- _TASK GOAL_:
All of the entries need to be written out again, exactly as they are.

- _LISTED ENTRIES_:
● ● ● ● ●

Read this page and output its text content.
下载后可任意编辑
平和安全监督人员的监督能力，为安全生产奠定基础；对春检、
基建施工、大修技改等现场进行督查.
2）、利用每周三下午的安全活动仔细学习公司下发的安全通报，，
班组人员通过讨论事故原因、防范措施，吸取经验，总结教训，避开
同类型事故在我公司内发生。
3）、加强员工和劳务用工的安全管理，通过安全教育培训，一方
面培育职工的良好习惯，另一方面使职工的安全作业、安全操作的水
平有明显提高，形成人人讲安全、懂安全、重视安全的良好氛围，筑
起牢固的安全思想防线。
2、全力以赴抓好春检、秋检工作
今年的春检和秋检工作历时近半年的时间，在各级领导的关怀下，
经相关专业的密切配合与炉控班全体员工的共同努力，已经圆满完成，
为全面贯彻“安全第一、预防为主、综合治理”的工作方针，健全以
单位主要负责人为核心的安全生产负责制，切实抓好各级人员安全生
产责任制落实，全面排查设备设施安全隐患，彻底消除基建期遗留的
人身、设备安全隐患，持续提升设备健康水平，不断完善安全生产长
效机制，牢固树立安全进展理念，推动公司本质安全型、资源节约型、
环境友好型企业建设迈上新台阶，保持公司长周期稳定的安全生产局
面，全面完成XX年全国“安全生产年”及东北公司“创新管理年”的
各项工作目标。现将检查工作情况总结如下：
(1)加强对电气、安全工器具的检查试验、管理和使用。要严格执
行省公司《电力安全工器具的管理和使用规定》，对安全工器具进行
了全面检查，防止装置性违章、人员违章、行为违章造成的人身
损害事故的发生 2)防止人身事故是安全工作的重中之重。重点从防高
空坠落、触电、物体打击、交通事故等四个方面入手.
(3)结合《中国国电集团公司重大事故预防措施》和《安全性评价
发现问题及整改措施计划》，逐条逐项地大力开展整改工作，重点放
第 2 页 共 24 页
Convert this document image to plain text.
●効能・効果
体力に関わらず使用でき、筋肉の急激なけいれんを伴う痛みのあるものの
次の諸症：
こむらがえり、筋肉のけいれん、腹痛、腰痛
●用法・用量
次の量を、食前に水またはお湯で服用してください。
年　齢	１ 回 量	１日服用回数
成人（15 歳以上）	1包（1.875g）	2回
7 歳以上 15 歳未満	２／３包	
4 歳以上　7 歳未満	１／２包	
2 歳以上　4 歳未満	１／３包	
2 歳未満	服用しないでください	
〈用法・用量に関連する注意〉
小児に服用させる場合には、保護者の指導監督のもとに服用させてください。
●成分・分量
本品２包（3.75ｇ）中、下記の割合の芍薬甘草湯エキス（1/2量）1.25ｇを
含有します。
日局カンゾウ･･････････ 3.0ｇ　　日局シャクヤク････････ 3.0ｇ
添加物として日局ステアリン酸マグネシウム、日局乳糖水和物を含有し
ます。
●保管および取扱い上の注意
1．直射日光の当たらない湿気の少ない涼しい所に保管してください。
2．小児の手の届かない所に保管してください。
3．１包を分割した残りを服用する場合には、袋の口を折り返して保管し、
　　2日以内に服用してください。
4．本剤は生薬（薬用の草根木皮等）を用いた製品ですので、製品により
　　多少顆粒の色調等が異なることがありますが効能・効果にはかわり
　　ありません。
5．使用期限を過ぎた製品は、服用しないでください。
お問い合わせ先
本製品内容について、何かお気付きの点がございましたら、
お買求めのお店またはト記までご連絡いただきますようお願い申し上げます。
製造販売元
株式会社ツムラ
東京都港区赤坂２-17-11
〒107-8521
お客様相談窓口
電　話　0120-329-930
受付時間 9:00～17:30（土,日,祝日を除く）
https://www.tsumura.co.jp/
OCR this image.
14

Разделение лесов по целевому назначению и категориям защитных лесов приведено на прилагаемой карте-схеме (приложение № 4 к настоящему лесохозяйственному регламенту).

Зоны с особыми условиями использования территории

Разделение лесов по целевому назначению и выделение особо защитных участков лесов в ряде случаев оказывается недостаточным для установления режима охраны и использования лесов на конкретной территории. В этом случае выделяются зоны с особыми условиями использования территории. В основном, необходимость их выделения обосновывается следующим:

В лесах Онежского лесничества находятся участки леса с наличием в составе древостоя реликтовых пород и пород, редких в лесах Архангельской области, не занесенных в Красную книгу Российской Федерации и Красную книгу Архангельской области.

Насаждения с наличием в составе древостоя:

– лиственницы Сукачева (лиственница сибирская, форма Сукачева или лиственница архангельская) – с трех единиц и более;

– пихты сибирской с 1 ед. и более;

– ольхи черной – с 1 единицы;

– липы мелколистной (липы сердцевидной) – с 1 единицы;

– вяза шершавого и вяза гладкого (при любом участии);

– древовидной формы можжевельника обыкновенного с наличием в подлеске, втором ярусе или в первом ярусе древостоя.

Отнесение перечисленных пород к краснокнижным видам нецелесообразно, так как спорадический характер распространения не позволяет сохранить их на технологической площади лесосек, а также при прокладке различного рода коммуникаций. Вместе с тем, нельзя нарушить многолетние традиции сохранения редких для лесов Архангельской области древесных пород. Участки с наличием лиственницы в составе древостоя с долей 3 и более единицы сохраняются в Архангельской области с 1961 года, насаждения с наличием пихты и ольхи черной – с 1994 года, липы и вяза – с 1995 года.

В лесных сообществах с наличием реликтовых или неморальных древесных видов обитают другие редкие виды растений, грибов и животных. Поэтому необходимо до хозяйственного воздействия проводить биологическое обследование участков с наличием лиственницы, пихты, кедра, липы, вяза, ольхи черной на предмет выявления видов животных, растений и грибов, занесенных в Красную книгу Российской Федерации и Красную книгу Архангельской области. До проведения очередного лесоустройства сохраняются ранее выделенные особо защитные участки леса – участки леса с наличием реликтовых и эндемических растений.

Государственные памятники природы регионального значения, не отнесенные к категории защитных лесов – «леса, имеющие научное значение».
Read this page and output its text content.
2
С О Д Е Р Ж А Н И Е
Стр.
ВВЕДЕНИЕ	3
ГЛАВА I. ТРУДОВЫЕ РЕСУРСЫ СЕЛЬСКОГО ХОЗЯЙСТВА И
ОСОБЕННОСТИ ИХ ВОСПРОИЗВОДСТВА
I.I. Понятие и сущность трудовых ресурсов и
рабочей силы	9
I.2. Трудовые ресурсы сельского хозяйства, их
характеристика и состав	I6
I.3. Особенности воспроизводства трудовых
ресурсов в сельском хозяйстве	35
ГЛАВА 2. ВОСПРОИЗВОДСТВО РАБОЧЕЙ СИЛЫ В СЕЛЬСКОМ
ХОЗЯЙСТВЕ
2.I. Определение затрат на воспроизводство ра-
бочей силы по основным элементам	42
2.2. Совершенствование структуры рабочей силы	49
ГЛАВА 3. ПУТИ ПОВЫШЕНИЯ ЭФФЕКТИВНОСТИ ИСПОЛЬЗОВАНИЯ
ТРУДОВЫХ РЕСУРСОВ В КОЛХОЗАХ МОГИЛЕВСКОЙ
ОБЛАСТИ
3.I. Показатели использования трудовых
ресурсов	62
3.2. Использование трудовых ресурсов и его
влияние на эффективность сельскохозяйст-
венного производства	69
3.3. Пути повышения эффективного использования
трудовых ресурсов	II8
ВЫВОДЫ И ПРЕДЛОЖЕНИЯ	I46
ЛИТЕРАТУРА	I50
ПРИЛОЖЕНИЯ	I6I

● ● ● ● ●

- _SOLVED PROBLEM_:
Read this page and output its text content.
下载后可任意编辑
平和安全监督人员的监督能力，为安全生产奠定基础；对春检、
基建施工、大修技改等现场进行督查.
2）、利用每周三下午的安全活动仔细学习公司下发的安全通报，，
班组人员通过讨论事故原因、防范措施，吸取经验，总结教训，避开
同类型事故在我公司内发生。
3）、加强员工和劳务用工的安全管理，通过安全教育培训，一方
面培育职工的良好习惯，另一方面使职工的安全作业、安全操作的水
平有明显提高，形成人人讲安全、懂安全、重视安全的良好氛围，筑
起牢固的安全思想防线。
2、全力以赴抓好春检、秋检工作
今年的春检和秋检工作历时近半年的时间，在各级领导的关怀下，
经相关专业的密切配合与炉控班全体员工的共同努力，已经圆满完成，
为全面贯彻“安全第一、预防为主、综合治理”的工作方针，健全以
单位主要负责人为核心的安全生产负责制，切实抓好各级人员安全生
产责任制落实，全面排查设备设施安全隐患，彻底消除基建期遗留的
人身、设备安全隐患，持续提升设备健康水平，不断完善安全生产长
效机制，牢固树立安全进展理念，推动公司本质安全型、资源节约型、
环境友好型企业建设迈上新台阶，保持公司长周期稳定的安全生产局
面，全面完成XX年全国“安全生产年”及东北公司“创新管理年”的
各项工作目标。现将检查工作情况总结如下：
(1)加强对电气、安全工器具的检查试验、管理和使用。要严格执
行省公司《电力安全工器具的管理和使用规定》，对安全工器具进行
了全面检查，防止装置性违章、人员违章、行为违章造成的人身
损害事故的发生 2)防止人身事故是安全工作的重中之重。重点从防高
空坠落、触电、物体打击、交通事故等四个方面入手.
(3)结合《中国国电集团公司重大事故预防措施》和《安全性评价
发现问题及整改措施计划》，逐条逐项地大力开展整改工作，重点放
第 2 页 共 24 页
Convert this document image to plain text.
●効能・効果
体力に関わらず使用でき、筋肉の急激なけいれんを伴う痛みのあるものの
次の諸症：
こむらがえり、筋肉のけいれん、腹痛、腰痛
●用法・用量
次の量を、食前に水またはお湯で服用してください。
年　齢	１ 回 量	１日服用回数
成人（15 歳以上）	1包（1.875g）	2回
7 歳以上 15 歳未満	２／３包	
4 歳以上　7 歳未満	１／２包	
2 歳以上　4 歳未満	１／３包	
2 歳未満	服用しないでください	
〈用法・用量に関連する注意〉
小児に服用させる場合には、保護者の指導監督のもとに服用させてください。
●成分・分量
本品２包（3.75ｇ）中、下記の割合の芍薬甘草湯エキス（1/2量）1.25ｇを
含有します。
日局カンゾウ･･････････ 3.0ｇ　　日局シャクヤク････････ 3.0ｇ
添加物として日局ステアリン酸マグネシウム、日局乳糖水和物を含有し
ます。
●保管および取扱い上の注意
1．直射日光の当たらない湿気の少ない涼しい所に保管してください。
2．小児の手の届かない所に保管してください。
3．１包を分割した残りを服用する場合には、袋の口を折り返して保管し、
　　2日以内に服用してください。
4．本剤は生薬（薬用の草根木皮等）を用いた製品ですので、製品により
　　多少顆粒の色調等が異なることがありますが効能・効果にはかわり
　　ありません。
5．使用期限を過ぎた製品は、服用しないでください。
お問い合わせ先
本製品内容について、何かお気付きの点がございましたら、
お買求めのお店またはト記までご連絡いただきますようお願い申し上げます。
製造販売元
株式会社ツムラ
東京都港区赤坂２-17-11
〒107-8521
お客様相談窓口
電　話　0120-329-930
受付時間 9:00～17:30（土,日,祝日を除く）
https://www.tsumura.co.jp/
OCR this image.
14

Разделение лесов по целевому назначению и категориям защитных лесов приведено на прилагаемой карте-схеме (приложение № 4 к настоящему лесохозяйственному регламенту).

Зоны с особыми условиями использования территории

Разделение лесов по целевому назначению и выделение особо защитных участков лесов в ряде случаев оказывается недостаточным для установления режима охраны и использования лесов на конкретной территории. В этом случае выделяются зоны с особыми условиями использования территории. В основном, необходимость их выделения обосновывается следующим:

В лесах Онежского лесничества находятся участки леса с наличием в составе древостоя реликтовых пород и пород, редких в лесах Архангельской области, не занесенных в Красную книгу Российской Федерации и Красную книгу Архангельской области.

Насаждения с наличием в составе древостоя:

– лиственницы Сукачева (лиственница сибирская, форма Сукачева или лиственница архангельская) – с трех единиц и более;

– пихты сибирской с 1 ед. и более;

– ольхи черной – с 1 единицы;

– липы мелколистной (липы сердцевидной) – с 1 единицы;

– вяза шершавого и вяза гладкого (при любом участии);

– древовидной формы можжевельника обыкновенного с наличием в подлеске, втором ярусе или в первом ярусе древостоя.

Отнесение перечисленных пород к краснокнижным видам нецелесообразно, так как спорадический характер распространения не позволяет сохранить их на технологической площади лесосек, а также при прокладке различного рода коммуникаций. Вместе с тем, нельзя нарушить многолетние традиции сохранения редких для лесов Архангельской области древесных пород. Участки с наличием лиственницы в составе древостоя с долей 3 и более единицы сохраняются в Архангельской области с 1961 года, насаждения с наличием пихты и ольхи черной – с 1994 года, липы и вяза – с 1995 года.

В лесных сообществах с наличием реликтовых или неморальных древесных видов обитают другие редкие виды растений, грибов и животных. Поэтому необходимо до хозяйственного воздействия проводить биологическое обследование участков с наличием лиственницы, пихты, кедра, липы, вяза, ольхи черной на предмет выявления видов животных, растений и грибов, занесенных в Красную книгу Российской Федерации и Красную книгу Архангельской области. До проведения очередного лесоустройства сохраняются ранее выделенные особо защитные участки леса – участки леса с наличием реликтовых и эндемических растений.

Государственные памятники природы регионального значения, не отнесенные к категории защитных лесов – «леса, имеющие научное значение».
Read this page and output its text content.
2
С О Д Е Р Ж А Н И Е
Стр.
ВВЕДЕНИЕ	3
ГЛАВА I. ТРУДОВЫЕ РЕСУРСЫ СЕЛЬСКОГО ХОЗЯЙСТВА И
ОСОБЕННОСТИ ИХ ВОСПРОИЗВОДСТВА
I.I. Понятие и сущность трудовых ресурсов и
рабочей силы	9
I.2. Трудовые ресурсы сельского хозяйства, их
характеристика и состав	I6
I.3. Особенности воспроизводства трудовых
ресурсов в сельском хозяйстве	35
ГЛАВА 2. ВОСПРОИЗВОДСТВО РАБОЧЕЙ СИЛЫ В СЕЛЬСКОМ
ХОЗЯЙСТВЕ
2.I. Определение затрат на воспроизводство ра-
бочей силы по основным элементам	42
2.2. Совершенствование структуры рабочей силы	49
ГЛАВА 3. ПУТИ ПОВЫШЕНИЯ ЭФФЕКТИВНОСТИ ИСПОЛЬЗОВАНИЯ
ТРУДОВЫХ РЕСУРСОВ В КОЛХОЗАХ МОГИЛЕВСКОЙ
ОБЛАСТИ
3.I. Показатели использования трудовых
ресурсов	62
3.2. Использование трудовых ресурсов и его
влияние на эффективность сельскохозяйст-
венного производства	69
3.3. Пути повышения эффективного использования
трудовых ресурсов	II8
ВЫВОДЫ И ПРЕДЛОЖЕНИЯ	I46
ЛИТЕРАТУРА	I50
ПРИЛОЖЕНИЯ	I6I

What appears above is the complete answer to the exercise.